### The exercise
In the data below, find every line with the string "section" and pull it out.

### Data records

-.-.-

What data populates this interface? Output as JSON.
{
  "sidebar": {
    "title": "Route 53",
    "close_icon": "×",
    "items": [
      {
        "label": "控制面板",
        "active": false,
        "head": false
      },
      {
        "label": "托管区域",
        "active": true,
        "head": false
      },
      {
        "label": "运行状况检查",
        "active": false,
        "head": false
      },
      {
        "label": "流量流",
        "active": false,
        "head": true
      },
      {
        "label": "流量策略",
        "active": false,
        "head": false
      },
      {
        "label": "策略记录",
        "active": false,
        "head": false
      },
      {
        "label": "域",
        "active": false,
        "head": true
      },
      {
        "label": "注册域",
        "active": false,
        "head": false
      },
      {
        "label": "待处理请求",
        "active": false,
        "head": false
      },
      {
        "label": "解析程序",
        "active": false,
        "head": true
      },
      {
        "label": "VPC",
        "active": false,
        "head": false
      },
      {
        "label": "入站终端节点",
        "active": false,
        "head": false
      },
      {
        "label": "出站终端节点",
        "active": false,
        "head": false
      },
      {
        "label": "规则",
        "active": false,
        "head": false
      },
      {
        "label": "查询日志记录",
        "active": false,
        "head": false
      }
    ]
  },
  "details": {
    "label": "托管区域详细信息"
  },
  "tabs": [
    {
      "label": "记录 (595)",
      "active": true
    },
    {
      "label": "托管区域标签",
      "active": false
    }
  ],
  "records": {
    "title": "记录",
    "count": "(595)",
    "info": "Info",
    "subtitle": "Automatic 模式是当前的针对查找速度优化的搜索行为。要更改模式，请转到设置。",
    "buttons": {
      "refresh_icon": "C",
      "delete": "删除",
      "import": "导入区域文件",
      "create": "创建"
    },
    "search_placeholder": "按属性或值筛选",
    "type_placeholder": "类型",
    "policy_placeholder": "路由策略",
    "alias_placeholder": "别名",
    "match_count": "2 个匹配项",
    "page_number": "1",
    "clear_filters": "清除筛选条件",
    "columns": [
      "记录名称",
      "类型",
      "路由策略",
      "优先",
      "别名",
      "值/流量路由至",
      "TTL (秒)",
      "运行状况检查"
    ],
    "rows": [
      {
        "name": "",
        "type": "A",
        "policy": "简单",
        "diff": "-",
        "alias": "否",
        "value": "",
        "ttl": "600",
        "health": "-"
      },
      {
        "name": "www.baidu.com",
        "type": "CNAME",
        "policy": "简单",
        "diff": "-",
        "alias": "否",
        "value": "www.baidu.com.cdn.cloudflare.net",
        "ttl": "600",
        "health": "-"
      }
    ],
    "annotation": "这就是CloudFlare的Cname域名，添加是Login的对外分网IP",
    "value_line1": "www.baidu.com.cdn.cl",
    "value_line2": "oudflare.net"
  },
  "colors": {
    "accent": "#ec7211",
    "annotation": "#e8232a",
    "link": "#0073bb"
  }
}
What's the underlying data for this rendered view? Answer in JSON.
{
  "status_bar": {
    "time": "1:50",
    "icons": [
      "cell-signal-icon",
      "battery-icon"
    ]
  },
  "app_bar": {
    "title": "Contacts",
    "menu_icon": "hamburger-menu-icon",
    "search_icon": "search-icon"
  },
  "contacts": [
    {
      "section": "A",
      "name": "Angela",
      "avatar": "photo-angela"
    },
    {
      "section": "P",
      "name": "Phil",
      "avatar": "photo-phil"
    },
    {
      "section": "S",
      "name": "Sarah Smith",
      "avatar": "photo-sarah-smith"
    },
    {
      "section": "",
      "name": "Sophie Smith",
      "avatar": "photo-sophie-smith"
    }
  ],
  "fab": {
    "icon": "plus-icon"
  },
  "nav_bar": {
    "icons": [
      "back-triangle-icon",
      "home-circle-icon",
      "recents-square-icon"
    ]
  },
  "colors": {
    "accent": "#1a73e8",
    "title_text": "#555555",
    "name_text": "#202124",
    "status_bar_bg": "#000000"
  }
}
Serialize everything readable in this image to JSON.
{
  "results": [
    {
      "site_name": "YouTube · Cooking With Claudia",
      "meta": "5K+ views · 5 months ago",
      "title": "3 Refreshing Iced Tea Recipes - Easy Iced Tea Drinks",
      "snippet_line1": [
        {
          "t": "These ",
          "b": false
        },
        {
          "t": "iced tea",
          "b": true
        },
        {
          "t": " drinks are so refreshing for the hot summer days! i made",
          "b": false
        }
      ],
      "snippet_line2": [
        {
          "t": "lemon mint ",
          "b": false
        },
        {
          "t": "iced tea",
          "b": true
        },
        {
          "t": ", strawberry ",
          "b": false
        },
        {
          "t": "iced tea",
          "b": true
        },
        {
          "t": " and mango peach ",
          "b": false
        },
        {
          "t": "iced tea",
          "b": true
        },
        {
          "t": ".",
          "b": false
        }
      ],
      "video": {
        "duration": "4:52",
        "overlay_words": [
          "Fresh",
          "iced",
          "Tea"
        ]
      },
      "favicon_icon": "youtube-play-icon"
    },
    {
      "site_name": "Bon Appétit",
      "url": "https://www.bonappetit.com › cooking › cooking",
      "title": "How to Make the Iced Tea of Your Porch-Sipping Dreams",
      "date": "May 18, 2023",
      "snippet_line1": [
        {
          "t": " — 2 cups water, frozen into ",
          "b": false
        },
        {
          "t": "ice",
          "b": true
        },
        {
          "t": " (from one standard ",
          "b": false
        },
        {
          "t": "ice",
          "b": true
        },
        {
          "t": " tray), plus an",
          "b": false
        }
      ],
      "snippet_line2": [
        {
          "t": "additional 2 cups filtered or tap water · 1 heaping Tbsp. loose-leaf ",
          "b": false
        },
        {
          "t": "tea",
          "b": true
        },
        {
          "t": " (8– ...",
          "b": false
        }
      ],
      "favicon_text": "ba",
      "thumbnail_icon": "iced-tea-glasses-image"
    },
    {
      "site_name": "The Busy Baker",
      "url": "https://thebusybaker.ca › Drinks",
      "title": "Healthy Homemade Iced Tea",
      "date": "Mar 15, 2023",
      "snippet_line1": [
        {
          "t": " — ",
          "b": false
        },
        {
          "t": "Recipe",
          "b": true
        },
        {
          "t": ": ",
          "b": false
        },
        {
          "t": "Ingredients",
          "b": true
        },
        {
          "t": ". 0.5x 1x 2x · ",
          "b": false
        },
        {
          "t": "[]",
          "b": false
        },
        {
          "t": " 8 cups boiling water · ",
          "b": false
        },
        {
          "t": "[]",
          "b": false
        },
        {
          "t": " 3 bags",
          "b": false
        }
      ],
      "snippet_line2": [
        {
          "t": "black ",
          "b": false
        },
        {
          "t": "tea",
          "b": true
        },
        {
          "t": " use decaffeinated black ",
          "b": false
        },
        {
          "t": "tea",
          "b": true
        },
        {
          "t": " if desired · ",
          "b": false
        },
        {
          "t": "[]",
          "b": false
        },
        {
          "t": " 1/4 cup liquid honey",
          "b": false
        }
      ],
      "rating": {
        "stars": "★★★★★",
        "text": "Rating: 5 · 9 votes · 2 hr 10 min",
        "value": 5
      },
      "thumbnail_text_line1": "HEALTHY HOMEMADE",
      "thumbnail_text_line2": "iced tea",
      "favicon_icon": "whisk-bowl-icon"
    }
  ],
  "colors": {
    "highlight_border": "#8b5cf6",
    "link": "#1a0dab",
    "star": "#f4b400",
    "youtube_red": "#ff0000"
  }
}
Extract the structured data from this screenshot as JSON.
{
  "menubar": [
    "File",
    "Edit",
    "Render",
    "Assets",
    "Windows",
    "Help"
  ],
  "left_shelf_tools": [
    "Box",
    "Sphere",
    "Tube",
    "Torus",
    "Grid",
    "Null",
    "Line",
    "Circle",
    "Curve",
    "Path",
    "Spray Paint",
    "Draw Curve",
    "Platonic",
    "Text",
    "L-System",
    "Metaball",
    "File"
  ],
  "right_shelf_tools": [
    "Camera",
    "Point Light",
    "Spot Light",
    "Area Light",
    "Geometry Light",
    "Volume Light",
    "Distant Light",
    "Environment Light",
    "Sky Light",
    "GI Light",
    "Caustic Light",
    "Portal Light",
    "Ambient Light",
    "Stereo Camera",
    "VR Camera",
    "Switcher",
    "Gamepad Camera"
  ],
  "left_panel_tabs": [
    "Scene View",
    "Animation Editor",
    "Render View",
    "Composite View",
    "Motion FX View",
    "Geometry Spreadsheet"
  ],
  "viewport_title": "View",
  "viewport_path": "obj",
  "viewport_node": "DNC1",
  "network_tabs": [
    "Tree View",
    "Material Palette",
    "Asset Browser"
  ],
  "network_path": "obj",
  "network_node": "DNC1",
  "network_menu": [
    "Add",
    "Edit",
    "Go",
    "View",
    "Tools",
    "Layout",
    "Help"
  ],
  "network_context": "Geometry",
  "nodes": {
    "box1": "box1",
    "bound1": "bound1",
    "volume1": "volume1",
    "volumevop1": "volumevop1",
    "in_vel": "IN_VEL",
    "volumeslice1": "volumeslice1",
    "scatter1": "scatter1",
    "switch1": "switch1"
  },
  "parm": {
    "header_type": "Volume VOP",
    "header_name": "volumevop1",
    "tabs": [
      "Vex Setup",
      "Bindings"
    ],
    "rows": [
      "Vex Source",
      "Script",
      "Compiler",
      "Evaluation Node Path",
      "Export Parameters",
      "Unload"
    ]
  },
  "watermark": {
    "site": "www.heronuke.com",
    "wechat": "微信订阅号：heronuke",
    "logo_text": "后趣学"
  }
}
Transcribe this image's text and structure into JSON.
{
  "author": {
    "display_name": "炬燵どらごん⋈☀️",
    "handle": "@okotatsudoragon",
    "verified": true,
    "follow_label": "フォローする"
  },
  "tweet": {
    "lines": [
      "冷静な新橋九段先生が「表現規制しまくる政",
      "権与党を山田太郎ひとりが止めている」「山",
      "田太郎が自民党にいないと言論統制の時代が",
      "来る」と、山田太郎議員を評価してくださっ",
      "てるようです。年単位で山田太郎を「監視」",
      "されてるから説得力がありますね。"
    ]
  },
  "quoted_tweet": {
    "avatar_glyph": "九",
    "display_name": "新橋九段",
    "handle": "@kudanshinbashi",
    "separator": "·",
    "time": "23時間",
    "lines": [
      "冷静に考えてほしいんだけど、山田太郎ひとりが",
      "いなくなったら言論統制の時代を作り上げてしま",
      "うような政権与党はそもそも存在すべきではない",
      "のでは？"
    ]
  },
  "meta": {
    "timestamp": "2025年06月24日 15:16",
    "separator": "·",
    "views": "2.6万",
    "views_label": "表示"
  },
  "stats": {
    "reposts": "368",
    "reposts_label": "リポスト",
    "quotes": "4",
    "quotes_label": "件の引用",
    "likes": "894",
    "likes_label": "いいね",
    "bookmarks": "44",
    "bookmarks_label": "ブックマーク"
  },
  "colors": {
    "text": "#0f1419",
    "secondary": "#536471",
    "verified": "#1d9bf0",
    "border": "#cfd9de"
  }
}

-.-.-

### Full solution
      "section": "A",
      "section": "P",
      "section": "S",
      "section": "",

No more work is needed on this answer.